### MATERIAL FOR THIS TASK
· · · · ·

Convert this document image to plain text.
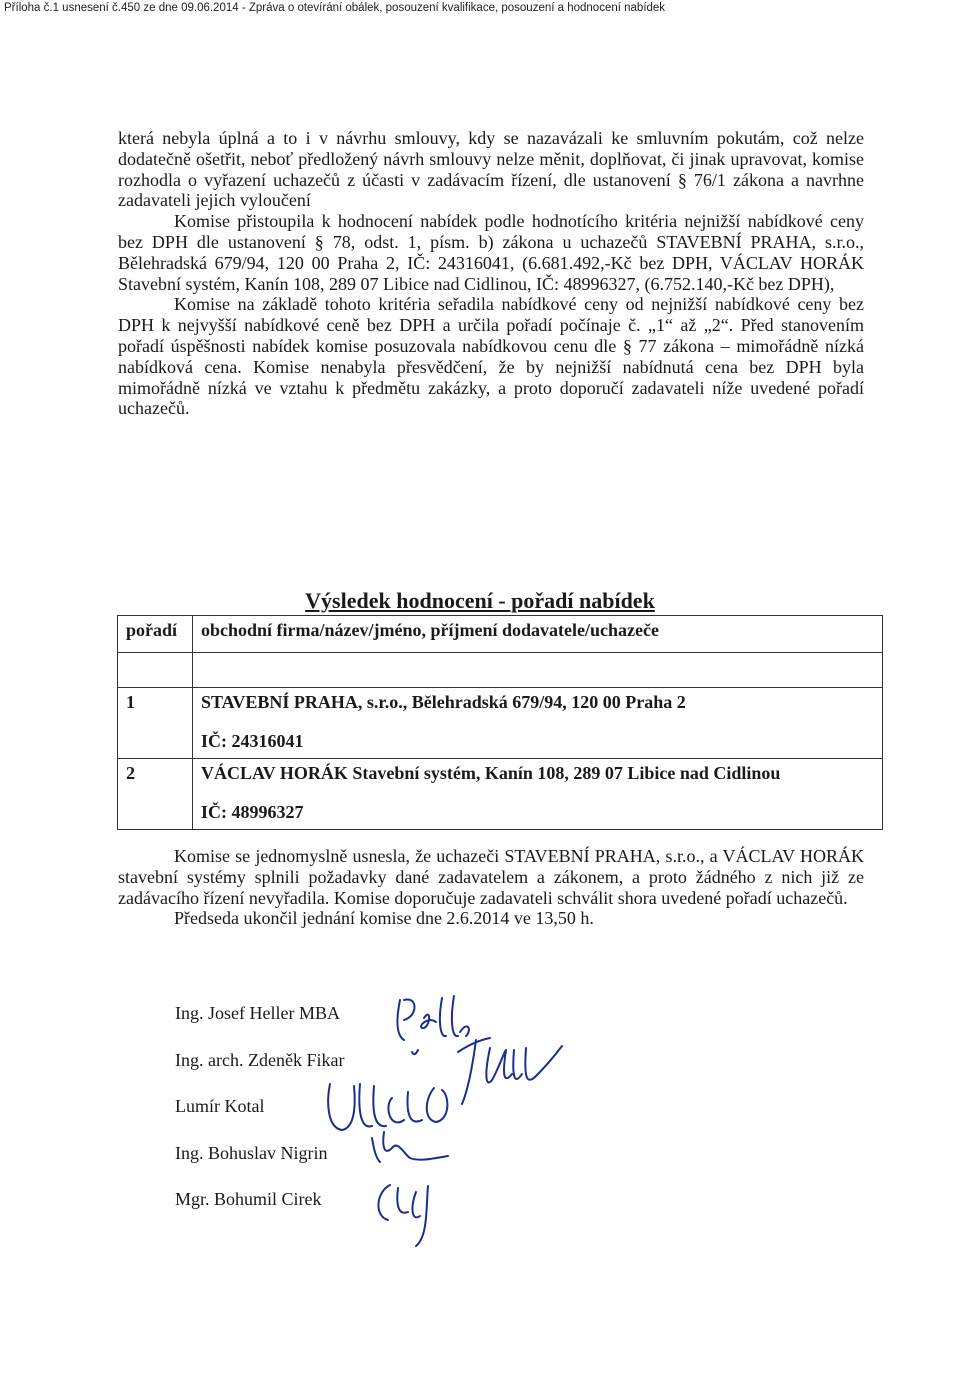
Příloha č.1 usnesení č.450 ze dne 09.06.2014 - Zpráva o otevírání obálek, posouzení kvalifikace, posouzení a hodnocení nabídek

která nebyla úplná a to i v návrhu smlouvy, kdy se nazavázali ke smluvním pokutám, což nelze dodatečně ošetřit, neboť předložený návrh smlouvy nelze měnit, doplňovat, či jinak upravovat, komise rozhodla o vyřazení uchazečů z účasti v zadávacím řízení, dle ustanovení § 76/1 zákona a navrhne zadavateli jejich vyloučení

Komise přistoupila k hodnocení nabídek podle hodnotícího kritéria nejnižší nabídkové ceny bez DPH dle ustanovení § 78, odst. 1, písm. b) zákona u uchazečů STAVEBNÍ PRAHA, s.r.o., Bělehradská 679/94, 120 00 Praha 2, IČ: 24316041, (6.681.492,-Kč bez DPH, VÁCLAV HORÁK Stavební systém, Kanín 108, 289 07 Libice nad Cidlinou, IČ: 48996327, (6.752.140,-Kč bez DPH),

Komise na základě tohoto kritéria seřadila nabídkové ceny od nejnižší nabídkové ceny bez DPH k nejvyšší nabídkové ceně bez DPH a určila pořadí počínaje č. „1“ až „2“. Před stanovením pořadí úspěšnosti nabídek komise posuzovala nabídkovou cenu dle § 77 zákona – mimořádně nízká nabídková cena. Komise nenabyla přesvědčení, že by nejnižší nabídnutá cena bez DPH byla mimořádně nízká ve vztahu k předmětu zakázky, a proto doporučí zadavateli níže uvedené pořadí uchazečů.

Výsledek hodnocení - pořadí nabídek
pořadí	obchodní firma/název/jméno, příjmení dodavatele/uchazeče

1	STAVEBNÍ PRAHA, s.r.o., Bělehradská 679/94, 120 00 Praha 2
IČ: 24316041

2	VÁCLAV HORÁK Stavební systém, Kanín 108, 289 07 Libice nad Cidlinou
IČ: 48996327

Komise se jednomyslně usnesla, že uchazeči STAVEBNÍ PRAHA, s.r.o., a VÁCLAV HORÁK stavební systémy splnili požadavky dané zadavatelem a zákonem, a proto žádného z nich již ze zadávacího řízení nevyřadila. Komise doporučuje zadavateli schválit shora uvedené pořadí uchazečů.

Předseda ukončil jednání komise dne 2.6.2014 ve 13,50 h.

Ing. Josef Heller MBA
Ing. arch. Zdeněk Fikar
Lumír Kotal
Ing. Bohuslav Nigrin
Mgr. Bohumil Cirek
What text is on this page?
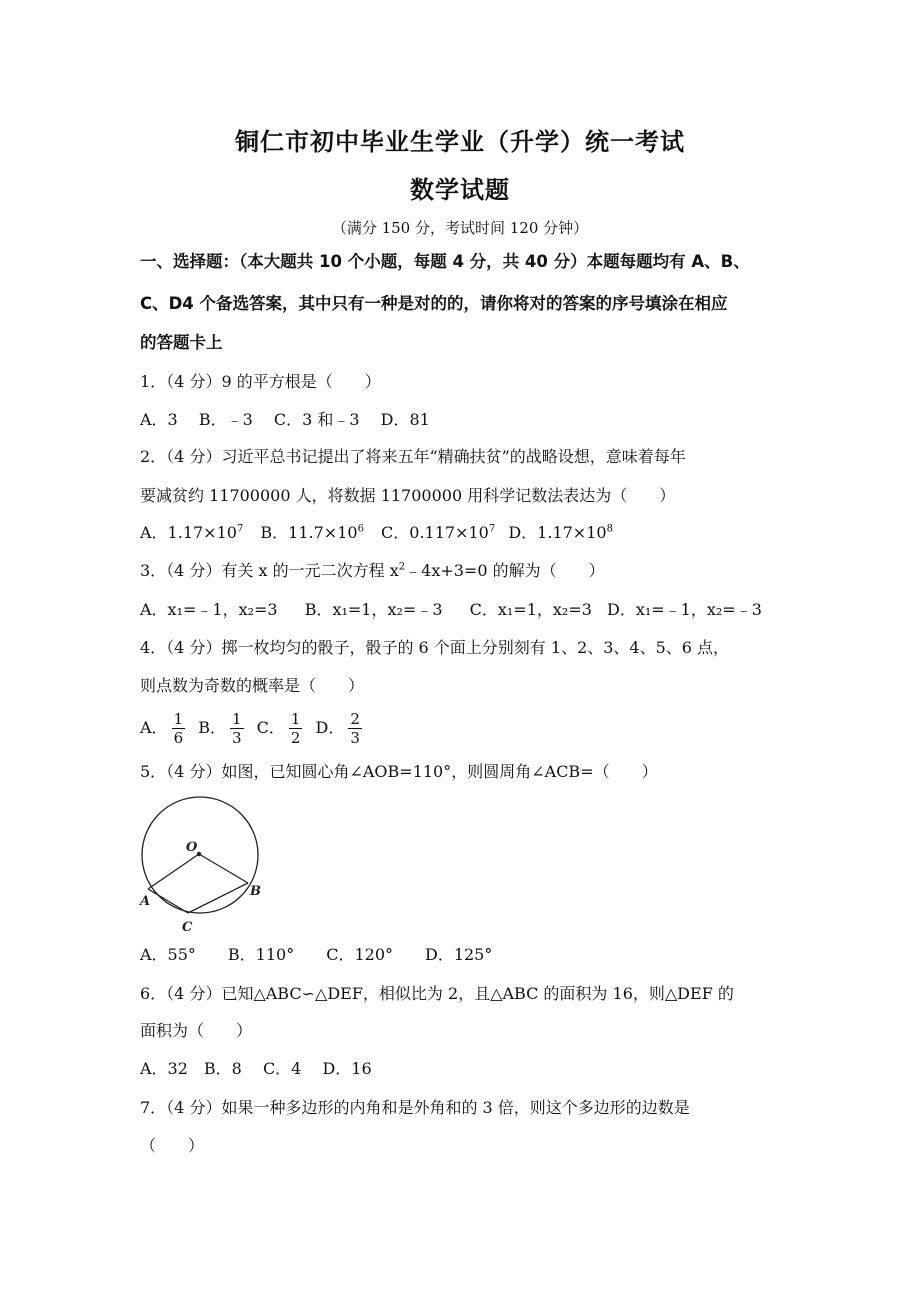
铜仁市初中毕业生学业（升学）统一考试
数学试题
（满分 150 分，考试时间 120 分钟）
一、选择题：（本大题共 10 个小题，每题 4 分，共 40 分）本题每题均有 A、B、
C、D4 个备选答案，其中只有一种是对的的，请你将对的答案的序号填涂在相应
的答题卡上
1．（4 分）9 的平方根是（　　）
A．3　 B．﹣3　 C．3 和﹣3　 D．81
2．（4 分）习近平总书记提出了将来五年“精确扶贫”的战略设想，意味着每年
要减贫约 11700000 人，将数据 11700000 用科学记数法表达为（　　）
A．$1.17\times 10^7$ B．$11.7\times 10^6$ C．$0.117\times 10^7$ D．$1.17\times 10^8$
3．（4 分）有关 x 的一元二次方程 $x^2﹣4x+3=0$ 的解为（　　）
A．x₁=﹣1，x₂=3 B．x₁=1，x₂=﹣3 C．x₁=1，x₂=3 D．x₁=﹣1，x₂=﹣3
4．（4 分）掷一枚均匀的骰子，骰子的 6 个面上分别刻有 1、2、3、4、5、6 点，
则点数为奇数的概率是（　　）
A． $\frac{1}{6}$ B． $\frac{1}{3}$ C． $\frac{1}{2}$ D． $\frac{2}{3}$
5．（4 分）如图，已知圆心角∠AOB=110°，则圆周角∠ACB=（　　）
O
A
B
C
A．55°　　B．110°　　C．120°　　D．125°
6．（4 分）已知△ABC∽△DEF，相似比为 2，且△ABC 的面积为 16，则△DEF 的
面积为（　　）
A．32　B．8　 C．4　 D．16
7．（4 分）如果一种多边形的内角和是外角和的 3 倍，则这个多边形的边数是
（　　）
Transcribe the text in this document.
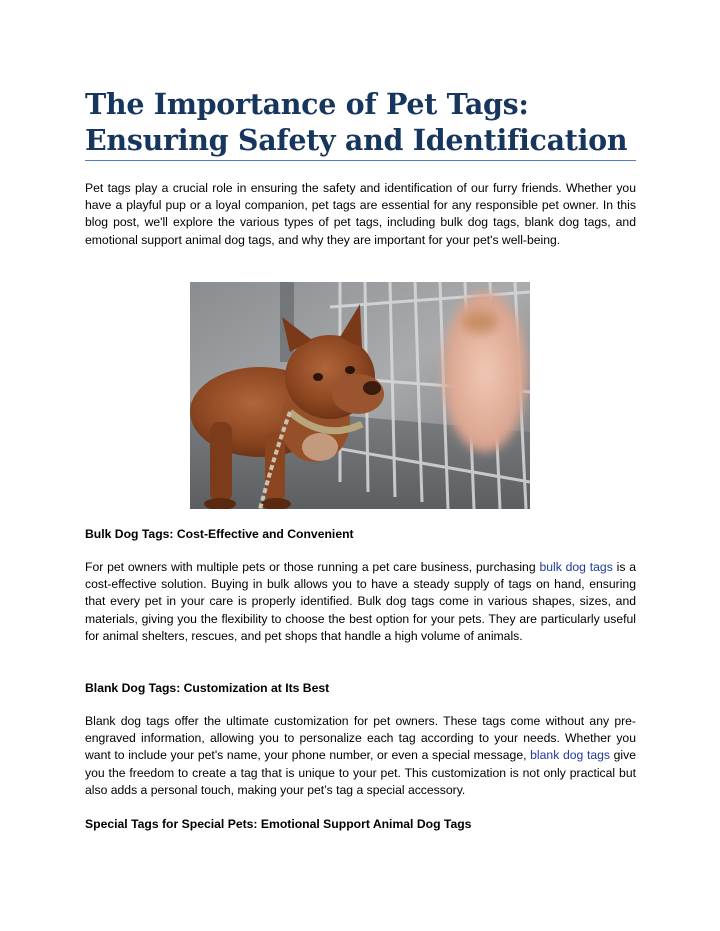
The Importance of Pet Tags: Ensuring Safety and Identification

Pet tags play a crucial role in ensuring the safety and identification of our furry friends. Whether you have a playful pup or a loyal companion, pet tags are essential for any responsible pet owner. In this blog post, we'll explore the various types of pet tags, including bulk dog tags, blank dog tags, and emotional support animal dog tags, and why they are important for your pet's well-being.

Bulk Dog Tags: Cost-Effective and Convenient

For pet owners with multiple pets or those running a pet care business, purchasing bulk dog tags is a cost-effective solution. Buying in bulk allows you to have a steady supply of tags on hand, ensuring that every pet in your care is properly identified. Bulk dog tags come in various shapes, sizes, and materials, giving you the flexibility to choose the best option for your pets. They are particularly useful for animal shelters, rescues, and pet shops that handle a high volume of animals.

Blank Dog Tags: Customization at Its Best

Blank dog tags offer the ultimate customization for pet owners. These tags come without any pre-engraved information, allowing you to personalize each tag according to your needs. Whether you want to include your pet's name, your phone number, or even a special message, blank dog tags give you the freedom to create a tag that is unique to your pet. This customization is not only practical but also adds a personal touch, making your pet’s tag a special accessory.

Special Tags for Special Pets: Emotional Support Animal Dog Tags
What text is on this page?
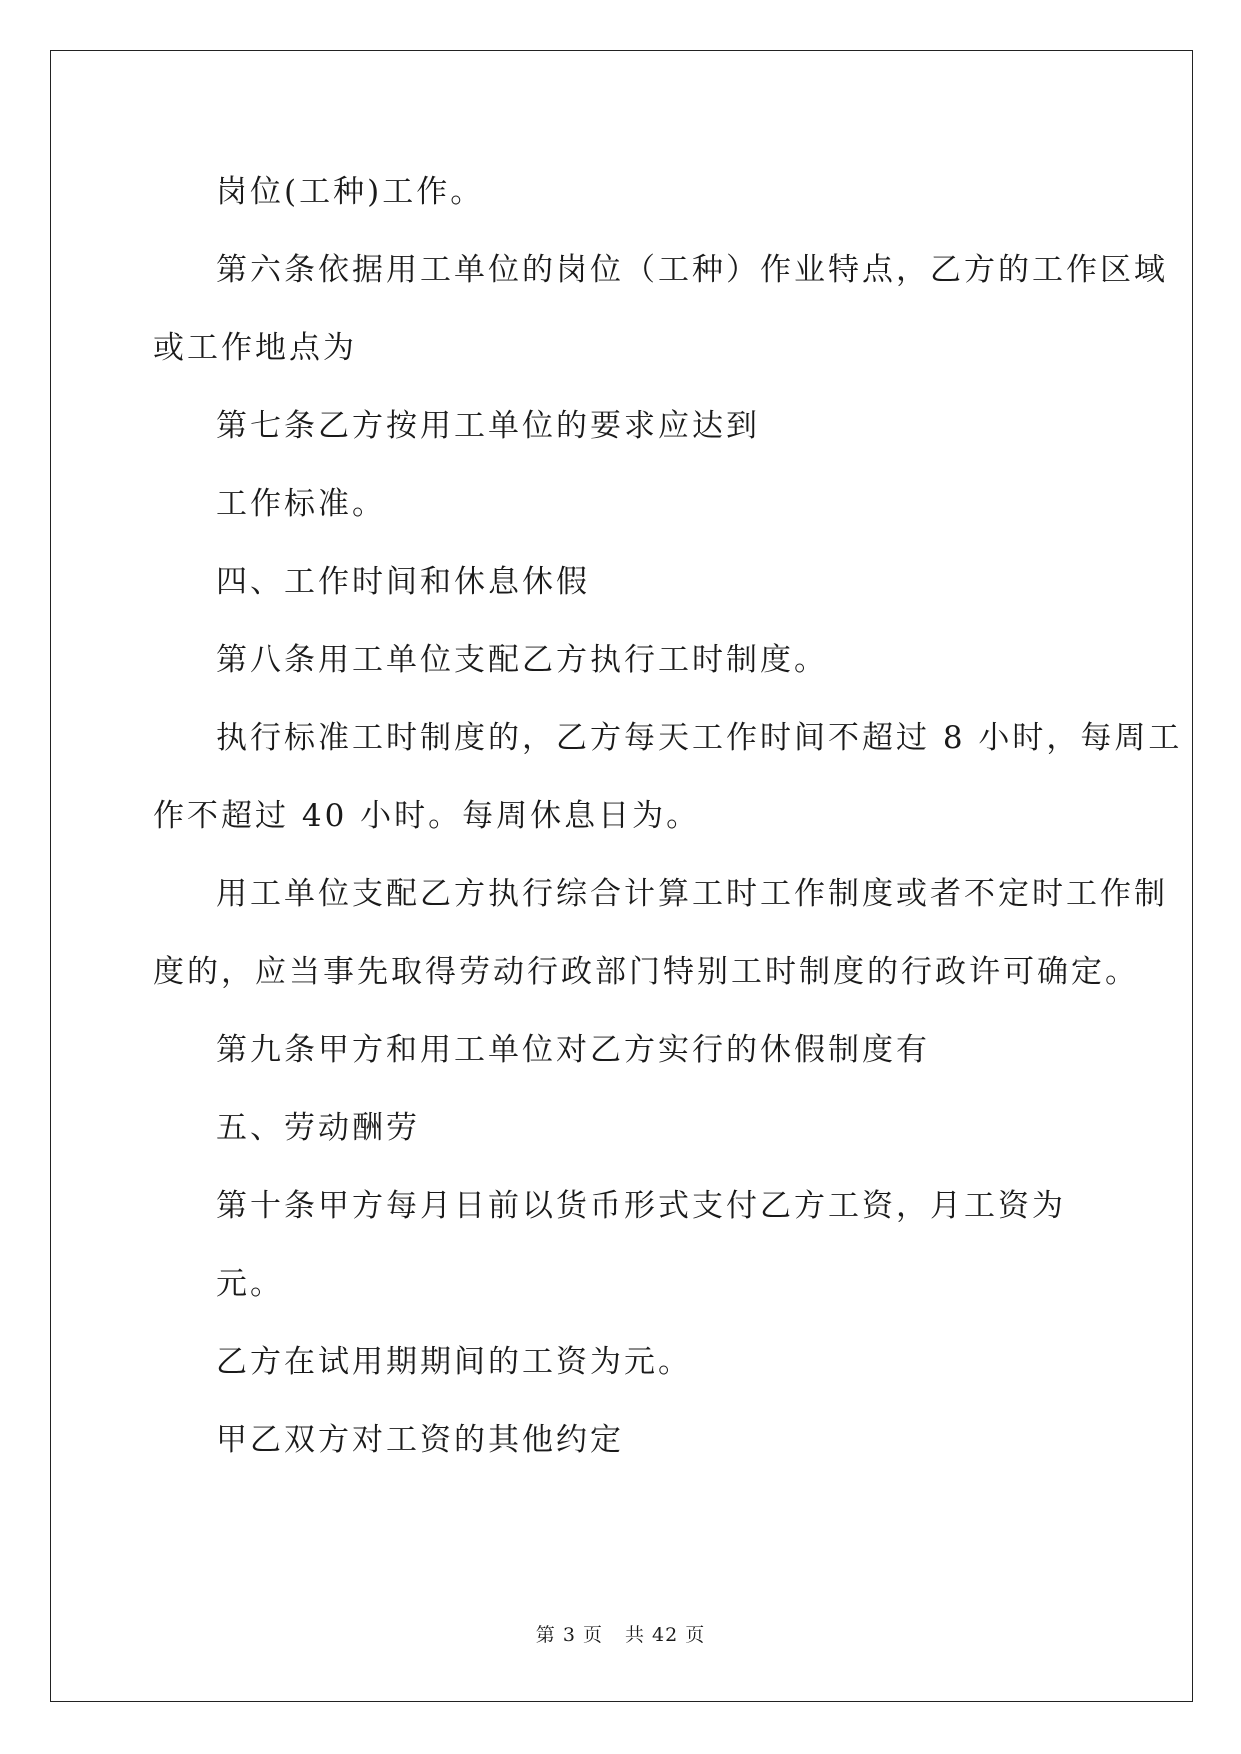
岗位(工种)工作。
第六条依据用工单位的岗位（工种）作业特点，乙方的工作区域
或工作地点为
第七条乙方按用工单位的要求应达到
工作标准。
四、工作时间和休息休假
第八条用工单位支配乙方执行工时制度。
执行标准工时制度的，乙方每天工作时间不超过 8 小时，每周工
作不超过 40 小时。每周休息日为。
用工单位支配乙方执行综合计算工时工作制度或者不定时工作制
度的，应当事先取得劳动行政部门特别工时制度的行政许可确定。
第九条甲方和用工单位对乙方实行的休假制度有
五、劳动酬劳
第十条甲方每月日前以货币形式支付乙方工资，月工资为
元。
乙方在试用期期间的工资为元。
甲乙双方对工资的其他约定
第 3 页 共 42 页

· · · · ·

### WHAT IS REQUIRED
Transcribe the records word for word and include no pictures.

### CORRECT RESPONSE
Convert this document image to plain text.
Příloha č.1 usnesení č.450 ze dne 09.06.2014 - Zpráva o otevírání obálek, posouzení kvalifikace, posouzení a hodnocení nabídek

která nebyla úplná a to i v návrhu smlouvy, kdy se nazavázali ke smluvním pokutám, což nelze dodatečně ošetřit, neboť předložený návrh smlouvy nelze měnit, doplňovat, či jinak upravovat, komise rozhodla o vyřazení uchazečů z účasti v zadávacím řízení, dle ustanovení § 76/1 zákona a navrhne zadavateli jejich vyloučení

Komise přistoupila k hodnocení nabídek podle hodnotícího kritéria nejnižší nabídkové ceny bez DPH dle ustanovení § 78, odst. 1, písm. b) zákona u uchazečů STAVEBNÍ PRAHA, s.r.o., Bělehradská 679/94, 120 00 Praha 2, IČ: 24316041, (6.681.492,-Kč bez DPH, VÁCLAV HORÁK Stavební systém, Kanín 108, 289 07 Libice nad Cidlinou, IČ: 48996327, (6.752.140,-Kč bez DPH),

Komise na základě tohoto kritéria seřadila nabídkové ceny od nejnižší nabídkové ceny bez DPH k nejvyšší nabídkové ceně bez DPH a určila pořadí počínaje č. „1“ až „2“. Před stanovením pořadí úspěšnosti nabídek komise posuzovala nabídkovou cenu dle § 77 zákona – mimořádně nízká nabídková cena. Komise nenabyla přesvědčení, že by nejnižší nabídnutá cena bez DPH byla mimořádně nízká ve vztahu k předmětu zakázky, a proto doporučí zadavateli níže uvedené pořadí uchazečů.

Výsledek hodnocení - pořadí nabídek
pořadí	obchodní firma/název/jméno, příjmení dodavatele/uchazeče

1	STAVEBNÍ PRAHA, s.r.o., Bělehradská 679/94, 120 00 Praha 2
IČ: 24316041

2	VÁCLAV HORÁK Stavební systém, Kanín 108, 289 07 Libice nad Cidlinou
IČ: 48996327

Komise se jednomyslně usnesla, že uchazeči STAVEBNÍ PRAHA, s.r.o., a VÁCLAV HORÁK stavební systémy splnili požadavky dané zadavatelem a zákonem, a proto žádného z nich již ze zadávacího řízení nevyřadila. Komise doporučuje zadavateli schválit shora uvedené pořadí uchazečů.

Předseda ukončil jednání komise dne 2.6.2014 ve 13,50 h.

Ing. Josef Heller MBA
Ing. arch. Zdeněk Fikar
Lumír Kotal
Ing. Bohuslav Nigrin
Mgr. Bohumil Cirek
What text is on this page?
铜仁市初中毕业生学业（升学）统一考试
数学试题
（满分 150 分，考试时间 120 分钟）
一、选择题：（本大题共 10 个小题，每题 4 分，共 40 分）本题每题均有 A、B、
C、D4 个备选答案，其中只有一种是对的的，请你将对的答案的序号填涂在相应
的答题卡上
1．（4 分）9 的平方根是（　　）
A．3　 B．﹣3　 C．3 和﹣3　 D．81
2．（4 分）习近平总书记提出了将来五年“精确扶贫”的战略设想，意味着每年
要减贫约 11700000 人，将数据 11700000 用科学记数法表达为（　　）
A．$1.17\times 10^7$ B．$11.7\times 10^6$ C．$0.117\times 10^7$ D．$1.17\times 10^8$
3．（4 分）有关 x 的一元二次方程 $x^2﹣4x+3=0$ 的解为（　　）
A．x₁=﹣1，x₂=3 B．x₁=1，x₂=﹣3 C．x₁=1，x₂=3 D．x₁=﹣1，x₂=﹣3
4．（4 分）掷一枚均匀的骰子，骰子的 6 个面上分别刻有 1、2、3、4、5、6 点，
则点数为奇数的概率是（　　）
A． $\frac{1}{6}$ B． $\frac{1}{3}$ C． $\frac{1}{2}$ D． $\frac{2}{3}$
5．（4 分）如图，已知圆心角∠AOB=110°，则圆周角∠ACB=（　　）
O
A
B
C
A．55°　　B．110°　　C．120°　　D．125°
6．（4 分）已知△ABC∽△DEF，相似比为 2，且△ABC 的面积为 16，则△DEF 的
面积为（　　）
A．32　B．8　 C．4　 D．16
7．（4 分）如果一种多边形的内角和是外角和的 3 倍，则这个多边形的边数是
（　　）
Transcribe the text in this document.
The Importance of Pet Tags: Ensuring Safety and Identification

Pet tags play a crucial role in ensuring the safety and identification of our furry friends. Whether you have a playful pup or a loyal companion, pet tags are essential for any responsible pet owner. In this blog post, we'll explore the various types of pet tags, including bulk dog tags, blank dog tags, and emotional support animal dog tags, and why they are important for your pet's well-being.

Bulk Dog Tags: Cost-Effective and Convenient

For pet owners with multiple pets or those running a pet care business, purchasing bulk dog tags is a cost-effective solution. Buying in bulk allows you to have a steady supply of tags on hand, ensuring that every pet in your care is properly identified. Bulk dog tags come in various shapes, sizes, and materials, giving you the flexibility to choose the best option for your pets. They are particularly useful for animal shelters, rescues, and pet shops that handle a high volume of animals.

Blank Dog Tags: Customization at Its Best

Blank dog tags offer the ultimate customization for pet owners. These tags come without any pre-engraved information, allowing you to personalize each tag according to your needs. Whether you want to include your pet's name, your phone number, or even a special message, blank dog tags give you the freedom to create a tag that is unique to your pet. This customization is not only practical but also adds a personal touch, making your pet’s tag a special accessory.

Special Tags for Special Pets: Emotional Support Animal Dog Tags
What text is on this page?
岗位(工种)工作。
第六条依据用工单位的岗位（工种）作业特点，乙方的工作区域
或工作地点为
第七条乙方按用工单位的要求应达到
工作标准。
四、工作时间和休息休假
第八条用工单位支配乙方执行工时制度。
执行标准工时制度的，乙方每天工作时间不超过 8 小时，每周工
作不超过 40 小时。每周休息日为。
用工单位支配乙方执行综合计算工时工作制度或者不定时工作制
度的，应当事先取得劳动行政部门特别工时制度的行政许可确定。
第九条甲方和用工单位对乙方实行的休假制度有
五、劳动酬劳
第十条甲方每月日前以货币形式支付乙方工资，月工资为
元。
乙方在试用期期间的工资为元。
甲乙双方对工资的其他约定
第 3 页 共 42 页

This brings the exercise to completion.